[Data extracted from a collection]
┌──
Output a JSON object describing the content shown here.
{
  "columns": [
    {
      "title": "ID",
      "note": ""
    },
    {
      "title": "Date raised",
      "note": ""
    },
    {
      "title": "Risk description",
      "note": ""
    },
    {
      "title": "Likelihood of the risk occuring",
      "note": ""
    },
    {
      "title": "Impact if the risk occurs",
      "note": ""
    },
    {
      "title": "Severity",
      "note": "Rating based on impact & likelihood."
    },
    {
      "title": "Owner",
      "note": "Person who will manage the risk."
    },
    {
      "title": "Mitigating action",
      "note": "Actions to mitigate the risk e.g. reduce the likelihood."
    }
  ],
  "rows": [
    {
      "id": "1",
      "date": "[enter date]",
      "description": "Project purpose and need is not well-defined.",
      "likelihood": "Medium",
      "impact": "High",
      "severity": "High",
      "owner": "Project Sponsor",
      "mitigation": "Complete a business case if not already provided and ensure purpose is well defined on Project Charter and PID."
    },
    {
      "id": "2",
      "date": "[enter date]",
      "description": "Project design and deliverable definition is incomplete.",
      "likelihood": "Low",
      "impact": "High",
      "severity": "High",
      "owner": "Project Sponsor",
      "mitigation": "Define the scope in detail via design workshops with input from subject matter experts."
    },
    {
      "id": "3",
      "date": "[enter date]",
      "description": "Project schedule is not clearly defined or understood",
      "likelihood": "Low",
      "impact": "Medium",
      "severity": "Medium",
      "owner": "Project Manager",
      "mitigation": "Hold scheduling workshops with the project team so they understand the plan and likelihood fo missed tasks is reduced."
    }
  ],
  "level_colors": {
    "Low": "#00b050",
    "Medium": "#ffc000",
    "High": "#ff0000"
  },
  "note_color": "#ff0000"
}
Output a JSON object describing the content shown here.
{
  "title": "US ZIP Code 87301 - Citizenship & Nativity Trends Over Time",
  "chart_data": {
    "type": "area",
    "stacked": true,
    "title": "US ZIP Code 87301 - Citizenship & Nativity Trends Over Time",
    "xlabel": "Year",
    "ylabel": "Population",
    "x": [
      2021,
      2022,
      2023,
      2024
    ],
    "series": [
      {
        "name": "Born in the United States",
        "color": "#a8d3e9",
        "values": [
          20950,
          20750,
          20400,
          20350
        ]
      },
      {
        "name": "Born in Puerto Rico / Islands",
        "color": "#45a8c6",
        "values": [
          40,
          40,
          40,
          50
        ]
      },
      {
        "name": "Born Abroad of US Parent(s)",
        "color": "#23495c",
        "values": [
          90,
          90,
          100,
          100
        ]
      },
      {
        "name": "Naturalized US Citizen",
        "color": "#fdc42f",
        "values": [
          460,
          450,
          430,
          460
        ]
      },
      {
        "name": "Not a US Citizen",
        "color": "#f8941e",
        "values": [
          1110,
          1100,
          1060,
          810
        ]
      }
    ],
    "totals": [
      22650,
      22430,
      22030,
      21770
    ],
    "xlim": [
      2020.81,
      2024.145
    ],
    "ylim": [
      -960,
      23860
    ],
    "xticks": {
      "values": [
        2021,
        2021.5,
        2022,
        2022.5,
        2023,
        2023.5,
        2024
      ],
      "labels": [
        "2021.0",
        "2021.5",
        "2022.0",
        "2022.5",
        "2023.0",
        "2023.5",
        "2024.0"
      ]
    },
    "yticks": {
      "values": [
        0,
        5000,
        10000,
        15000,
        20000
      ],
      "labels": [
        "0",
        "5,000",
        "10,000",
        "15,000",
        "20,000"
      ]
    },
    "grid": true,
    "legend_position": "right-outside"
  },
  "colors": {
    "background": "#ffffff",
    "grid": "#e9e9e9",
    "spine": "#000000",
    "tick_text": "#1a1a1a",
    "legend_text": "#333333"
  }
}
└──
**Required work**
Set out every line from the material that contains the string "defined".

**The reply**
      "description": "Project purpose and need is not well-defined.",
      "mitigation": "Complete a business case if not already provided and ensure purpose is well defined on Project Charter and PID."
      "description": "Project schedule is not clearly defined or understood",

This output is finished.